▶ _MATERIAL FOR THIS TASK_:
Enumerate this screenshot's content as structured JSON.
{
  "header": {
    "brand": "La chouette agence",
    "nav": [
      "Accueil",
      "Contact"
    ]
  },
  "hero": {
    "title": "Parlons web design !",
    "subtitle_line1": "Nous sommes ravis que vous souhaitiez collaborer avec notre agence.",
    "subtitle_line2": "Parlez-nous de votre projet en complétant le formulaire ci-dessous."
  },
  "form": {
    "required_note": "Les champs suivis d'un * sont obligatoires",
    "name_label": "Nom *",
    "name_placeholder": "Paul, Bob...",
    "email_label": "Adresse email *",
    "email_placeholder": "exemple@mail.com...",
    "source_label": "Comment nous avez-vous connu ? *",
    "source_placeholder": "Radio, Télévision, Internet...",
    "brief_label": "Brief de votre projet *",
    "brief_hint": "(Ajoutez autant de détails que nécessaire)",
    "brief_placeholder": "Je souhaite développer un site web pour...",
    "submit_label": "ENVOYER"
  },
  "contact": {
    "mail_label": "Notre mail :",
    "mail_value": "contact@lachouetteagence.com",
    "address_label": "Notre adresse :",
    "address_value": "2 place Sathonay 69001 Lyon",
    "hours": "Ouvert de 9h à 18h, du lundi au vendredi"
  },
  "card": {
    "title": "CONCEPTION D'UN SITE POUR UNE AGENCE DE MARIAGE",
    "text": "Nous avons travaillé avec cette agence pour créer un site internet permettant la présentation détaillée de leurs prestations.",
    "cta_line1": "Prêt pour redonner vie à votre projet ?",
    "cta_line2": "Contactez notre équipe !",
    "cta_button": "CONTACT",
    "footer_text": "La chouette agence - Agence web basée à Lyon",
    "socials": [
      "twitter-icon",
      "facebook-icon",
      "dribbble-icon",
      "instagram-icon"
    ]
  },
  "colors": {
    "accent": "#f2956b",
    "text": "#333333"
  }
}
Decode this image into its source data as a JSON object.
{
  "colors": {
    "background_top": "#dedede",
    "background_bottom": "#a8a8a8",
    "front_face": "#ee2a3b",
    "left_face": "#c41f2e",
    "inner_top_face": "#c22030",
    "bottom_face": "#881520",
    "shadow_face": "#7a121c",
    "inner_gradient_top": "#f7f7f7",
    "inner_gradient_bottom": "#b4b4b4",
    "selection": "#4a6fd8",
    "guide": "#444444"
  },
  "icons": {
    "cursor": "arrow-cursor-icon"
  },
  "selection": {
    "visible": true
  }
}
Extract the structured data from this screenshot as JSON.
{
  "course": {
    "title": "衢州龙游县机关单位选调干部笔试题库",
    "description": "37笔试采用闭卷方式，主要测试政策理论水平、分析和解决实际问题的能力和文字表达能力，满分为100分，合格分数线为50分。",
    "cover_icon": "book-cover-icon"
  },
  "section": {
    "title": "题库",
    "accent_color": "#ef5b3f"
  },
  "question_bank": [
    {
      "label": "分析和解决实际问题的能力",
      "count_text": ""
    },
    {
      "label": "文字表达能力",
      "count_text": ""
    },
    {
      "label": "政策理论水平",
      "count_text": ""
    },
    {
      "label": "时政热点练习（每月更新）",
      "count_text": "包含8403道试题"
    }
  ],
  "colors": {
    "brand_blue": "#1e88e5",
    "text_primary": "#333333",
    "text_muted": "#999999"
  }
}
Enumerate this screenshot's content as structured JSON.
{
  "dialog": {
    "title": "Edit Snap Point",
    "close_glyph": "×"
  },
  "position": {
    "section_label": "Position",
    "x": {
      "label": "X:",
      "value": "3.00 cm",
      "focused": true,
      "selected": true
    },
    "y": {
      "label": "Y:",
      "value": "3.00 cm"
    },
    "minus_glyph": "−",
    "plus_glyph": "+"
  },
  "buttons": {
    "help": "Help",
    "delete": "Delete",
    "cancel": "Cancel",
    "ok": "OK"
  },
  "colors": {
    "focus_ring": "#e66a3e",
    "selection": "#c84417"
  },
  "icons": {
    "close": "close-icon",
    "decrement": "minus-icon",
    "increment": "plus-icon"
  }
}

▶ _PROBLEM STATEMENT_: Write out the data again, exactly and in full.

▶ _CORRECT RESPONSE_:
Enumerate this screenshot's content as structured JSON.
{
  "header": {
    "brand": "La chouette agence",
    "nav": [
      "Accueil",
      "Contact"
    ]
  },
  "hero": {
    "title": "Parlons web design !",
    "subtitle_line1": "Nous sommes ravis que vous souhaitiez collaborer avec notre agence.",
    "subtitle_line2": "Parlez-nous de votre projet en complétant le formulaire ci-dessous."
  },
  "form": {
    "required_note": "Les champs suivis d'un * sont obligatoires",
    "name_label": "Nom *",
    "name_placeholder": "Paul, Bob...",
    "email_label": "Adresse email *",
    "email_placeholder": "exemple@mail.com...",
    "source_label": "Comment nous avez-vous connu ? *",
    "source_placeholder": "Radio, Télévision, Internet...",
    "brief_label": "Brief de votre projet *",
    "brief_hint": "(Ajoutez autant de détails que nécessaire)",
    "brief_placeholder": "Je souhaite développer un site web pour...",
    "submit_label": "ENVOYER"
  },
  "contact": {
    "mail_label": "Notre mail :",
    "mail_value": "contact@lachouetteagence.com",
    "address_label": "Notre adresse :",
    "address_value": "2 place Sathonay 69001 Lyon",
    "hours": "Ouvert de 9h à 18h, du lundi au vendredi"
  },
  "card": {
    "title": "CONCEPTION D'UN SITE POUR UNE AGENCE DE MARIAGE",
    "text": "Nous avons travaillé avec cette agence pour créer un site internet permettant la présentation détaillée de leurs prestations.",
    "cta_line1": "Prêt pour redonner vie à votre projet ?",
    "cta_line2": "Contactez notre équipe !",
    "cta_button": "CONTACT",
    "footer_text": "La chouette agence - Agence web basée à Lyon",
    "socials": [
      "twitter-icon",
      "facebook-icon",
      "dribbble-icon",
      "instagram-icon"
    ]
  },
  "colors": {
    "accent": "#f2956b",
    "text": "#333333"
  }
}
Decode this image into its source data as a JSON object.
{
  "colors": {
    "background_top": "#dedede",
    "background_bottom": "#a8a8a8",
    "front_face": "#ee2a3b",
    "left_face": "#c41f2e",
    "inner_top_face": "#c22030",
    "bottom_face": "#881520",
    "shadow_face": "#7a121c",
    "inner_gradient_top": "#f7f7f7",
    "inner_gradient_bottom": "#b4b4b4",
    "selection": "#4a6fd8",
    "guide": "#444444"
  },
  "icons": {
    "cursor": "arrow-cursor-icon"
  },
  "selection": {
    "visible": true
  }
}
Extract the structured data from this screenshot as JSON.
{
  "course": {
    "title": "衢州龙游县机关单位选调干部笔试题库",
    "description": "37笔试采用闭卷方式，主要测试政策理论水平、分析和解决实际问题的能力和文字表达能力，满分为100分，合格分数线为50分。",
    "cover_icon": "book-cover-icon"
  },
  "section": {
    "title": "题库",
    "accent_color": "#ef5b3f"
  },
  "question_bank": [
    {
      "label": "分析和解决实际问题的能力",
      "count_text": ""
    },
    {
      "label": "文字表达能力",
      "count_text": ""
    },
    {
      "label": "政策理论水平",
      "count_text": ""
    },
    {
      "label": "时政热点练习（每月更新）",
      "count_text": "包含8403道试题"
    }
  ],
  "colors": {
    "brand_blue": "#1e88e5",
    "text_primary": "#333333",
    "text_muted": "#999999"
  }
}
Enumerate this screenshot's content as structured JSON.
{
  "dialog": {
    "title": "Edit Snap Point",
    "close_glyph": "×"
  },
  "position": {
    "section_label": "Position",
    "x": {
      "label": "X:",
      "value": "3.00 cm",
      "focused": true,
      "selected": true
    },
    "y": {
      "label": "Y:",
      "value": "3.00 cm"
    },
    "minus_glyph": "−",
    "plus_glyph": "+"
  },
  "buttons": {
    "help": "Help",
    "delete": "Delete",
    "cancel": "Cancel",
    "ok": "OK"
  },
  "colors": {
    "focus_ring": "#e66a3e",
    "selection": "#c84417"
  },
  "icons": {
    "close": "close-icon",
    "decrement": "minus-icon",
    "increment": "plus-icon"
  }
}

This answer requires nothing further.